* **EXERCISE**
Below are the records. Count the lines containing the string "paso", and reply with the number alone.
--
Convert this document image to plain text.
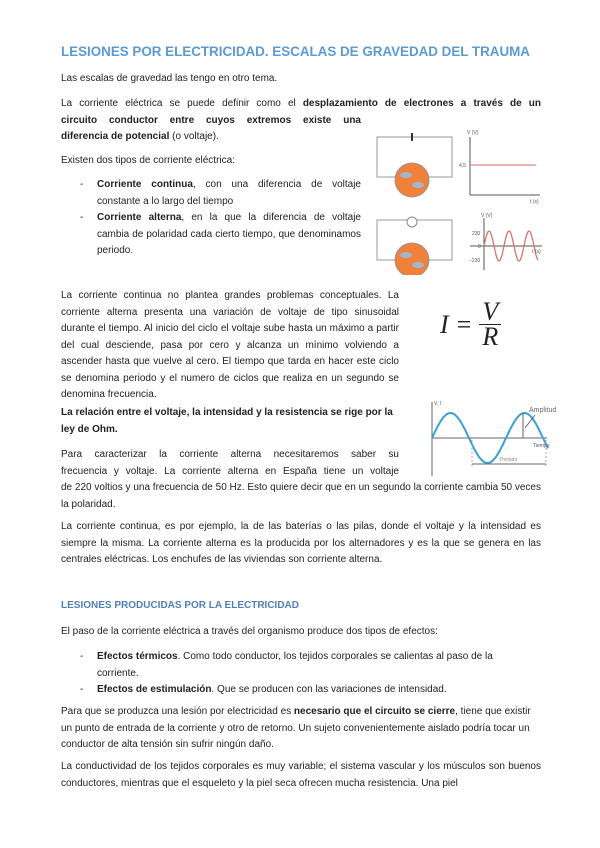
LESIONES POR ELECTRICIDAD. ESCALAS DE GRAVEDAD DEL TRAUMA
Las escalas de gravedad las tengo en otro tema.
La corriente eléctrica se puede definir como el desplazamiento de electrones a través de un
circuito conductor entre cuyos extremos existe una
diferencia de potencial (o voltaje).
Existen dos tipos de corriente eléctrica:
- Corriente continua, con una diferencia de voltaje constante a lo largo del tiempo
- Corriente alterna, en la que la diferencia de voltaje cambia de polaridad cada cierto tiempo, que denominamos periodo.
V (V)
t (s)
4,5
V (V)
230
0
−230
t (s)
La corriente continua no plantea grandes problemas conceptuales. La corriente alterna presenta una variación de voltaje de tipo sinusoidal durante el tiempo. Al inicio del ciclo el voltaje sube hasta un máximo a partir del cual desciende, pasa por cero y alcanza un mínimo volviendo a ascender hasta que vuelve al cero. El tiempo que tarda en hacer este ciclo se denomina periodo y el numero de ciclos que realiza en un segundo se denomina frecuencia.
I = V
R
La relación entre el voltaje, la intensidad y la resistencia se rige por la ley de Ohm.
Para caracterizar la corriente alterna necesitaremos saber su
frecuencia y voltaje. La corriente alterna en España tiene un voltaje
de 220 voltios y una frecuencia de 50 Hz. Esto quiere decir que en un segundo la corriente cambia 50 veces la polaridad.
V, I
Tiempo
Amplitud
Periodo
La corriente continua, es por ejemplo, la de las baterías o las pilas, donde el voltaje y la intensidad es siempre la misma. La corriente alterna es la producida por los alternadores y es la que se genera en las centrales eléctricas. Los enchufes de las viviendas son corriente alterna.
LESIONES PRODUCIDAS POR LA ELECTRICIDAD
El paso de la corriente eléctrica a través del organismo produce dos tipos de efectos:
- Efectos térmicos. Como todo conductor, los tejidos corporales se calientas al paso de la corriente.
- Efectos de estimulación. Que se producen con las variaciones de intensidad.
Para que se produzca una lesión por electricidad es necesario que el circuito se cierre, tiene que existir un punto de entrada de la corriente y otro de retorno. Un sujeto convenientemente aislado podría tocar un conductor de alta tensión sin sufrir ningún daño.
La conductividad de los tejidos corporales es muy variable; el sistema vascular y los músculos son buenos conductores, mientras que el esqueleto y la piel seca ofrecen mucha resistencia. Una piel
--
* **RESPONSE**
2